══ Records ══
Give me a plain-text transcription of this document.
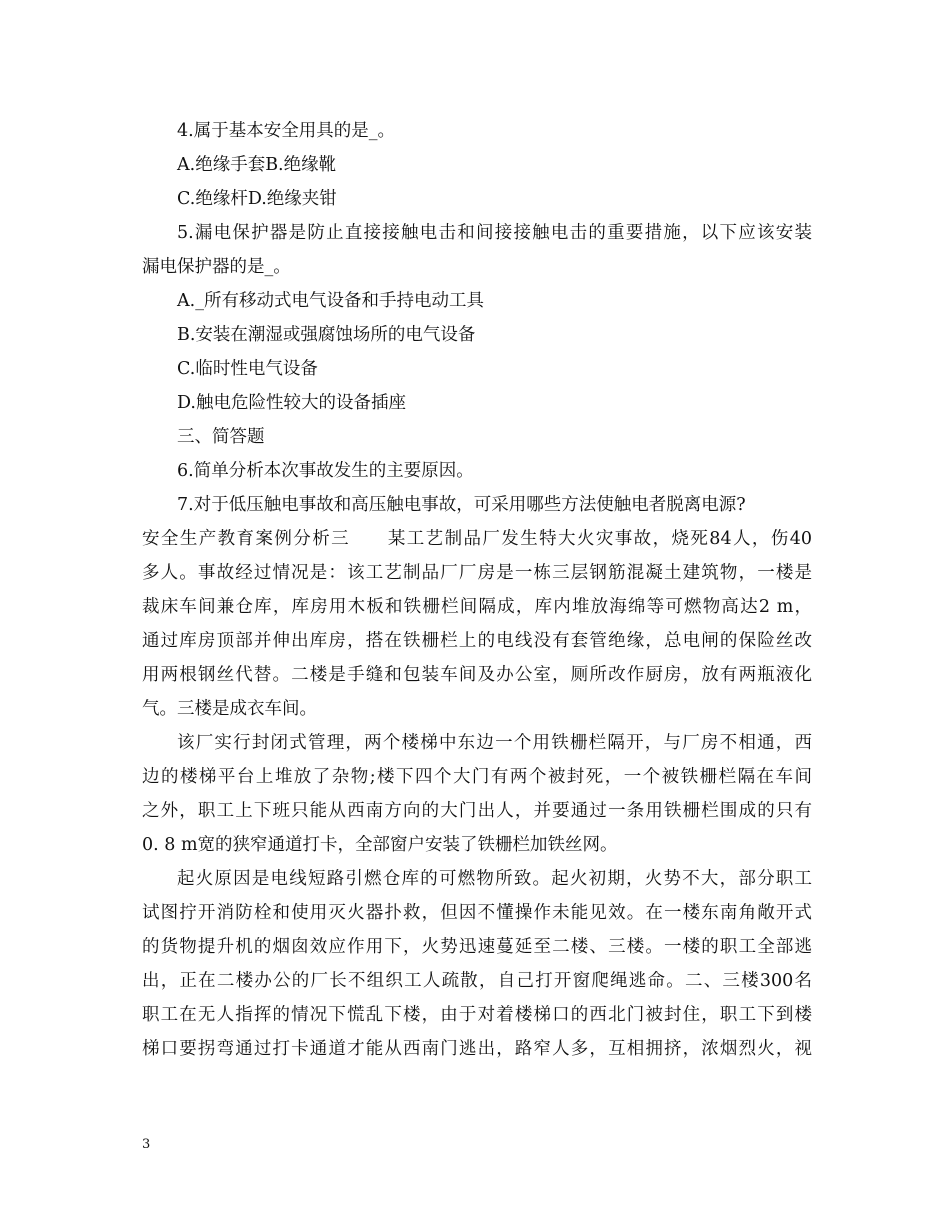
4.属于基本安全用具的是_。
A.绝缘手套B.绝缘靴
C.绝缘杆D.绝缘夹钳
5.漏电保护器是防止直接接触电击和间接接触电击的重要措施，以下应该安装
漏电保护器的是_。
A._所有移动式电气设备和手持电动工具
B.安装在潮湿或强腐蚀场所的电气设备
C.临时性电气设备
D.触电危险性较大的设备插座
三、简答题
6.简单分析本次事故发生的主要原因。
7.对于低压触电事故和高压触电事故，可采用哪些方法使触电者脱离电源?
安全生产教育案例分析三　　某工艺制品厂发生特大火灾事故，烧死84人，伤40
多人。事故经过情况是：该工艺制品厂厂房是一栋三层钢筋混凝土建筑物，一楼是
裁床车间兼仓库，库房用木板和铁栅栏间隔成，库内堆放海绵等可燃物高达2 m，
通过库房顶部并伸出库房，搭在铁栅栏上的电线没有套管绝缘，总电闸的保险丝改
用两根钢丝代替。二楼是手缝和包装车间及办公室，厕所改作厨房，放有两瓶液化
气。三楼是成衣车间。
该厂实行封闭式管理，两个楼梯中东边一个用铁栅栏隔开，与厂房不相通，西
边的楼梯平台上堆放了杂物;楼下四个大门有两个被封死，一个被铁栅栏隔在车间
之外，职工上下班只能从西南方向的大门出人，并要通过一条用铁栅栏围成的只有
0. 8 m宽的狭窄通道打卡，全部窗户安装了铁栅栏加铁丝网。
起火原因是电线短路引燃仓库的可燃物所致。起火初期，火势不大，部分职工
试图拧开消防栓和使用灭火器扑救，但因不懂操作未能见效。在一楼东南角敞开式
的货物提升机的烟囱效应作用下，火势迅速蔓延至二楼、三楼。一楼的职工全部逃
出，正在二楼办公的厂长不组织工人疏散，自己打开窗爬绳逃命。二、三楼300名
职工在无人指挥的情况下慌乱下楼，由于对着楼梯口的西北门被封住，职工下到楼
梯口要拐弯通过打卡通道才能从西南门逃出，路窄人多，互相拥挤，浓烟烈火，视
3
═══
**Given request**
Return the whole listing, word for word, and leave out every picture.

**Right answer**
Give me a plain-text transcription of this document.
4.属于基本安全用具的是_。
A.绝缘手套B.绝缘靴
C.绝缘杆D.绝缘夹钳
5.漏电保护器是防止直接接触电击和间接接触电击的重要措施，以下应该安装
漏电保护器的是_。
A._所有移动式电气设备和手持电动工具
B.安装在潮湿或强腐蚀场所的电气设备
C.临时性电气设备
D.触电危险性较大的设备插座
三、简答题
6.简单分析本次事故发生的主要原因。
7.对于低压触电事故和高压触电事故，可采用哪些方法使触电者脱离电源?
安全生产教育案例分析三　　某工艺制品厂发生特大火灾事故，烧死84人，伤40
多人。事故经过情况是：该工艺制品厂厂房是一栋三层钢筋混凝土建筑物，一楼是
裁床车间兼仓库，库房用木板和铁栅栏间隔成，库内堆放海绵等可燃物高达2 m，
通过库房顶部并伸出库房，搭在铁栅栏上的电线没有套管绝缘，总电闸的保险丝改
用两根钢丝代替。二楼是手缝和包装车间及办公室，厕所改作厨房，放有两瓶液化
气。三楼是成衣车间。
该厂实行封闭式管理，两个楼梯中东边一个用铁栅栏隔开，与厂房不相通，西
边的楼梯平台上堆放了杂物;楼下四个大门有两个被封死，一个被铁栅栏隔在车间
之外，职工上下班只能从西南方向的大门出人，并要通过一条用铁栅栏围成的只有
0. 8 m宽的狭窄通道打卡，全部窗户安装了铁栅栏加铁丝网。
起火原因是电线短路引燃仓库的可燃物所致。起火初期，火势不大，部分职工
试图拧开消防栓和使用灭火器扑救，但因不懂操作未能见效。在一楼东南角敞开式
的货物提升机的烟囱效应作用下，火势迅速蔓延至二楼、三楼。一楼的职工全部逃
出，正在二楼办公的厂长不组织工人疏散，自己打开窗爬绳逃命。二、三楼300名
职工在无人指挥的情况下慌乱下楼，由于对着楼梯口的西北门被封住，职工下到楼
梯口要拐弯通过打卡通道才能从西南门逃出，路窄人多，互相拥挤，浓烟烈火，视
3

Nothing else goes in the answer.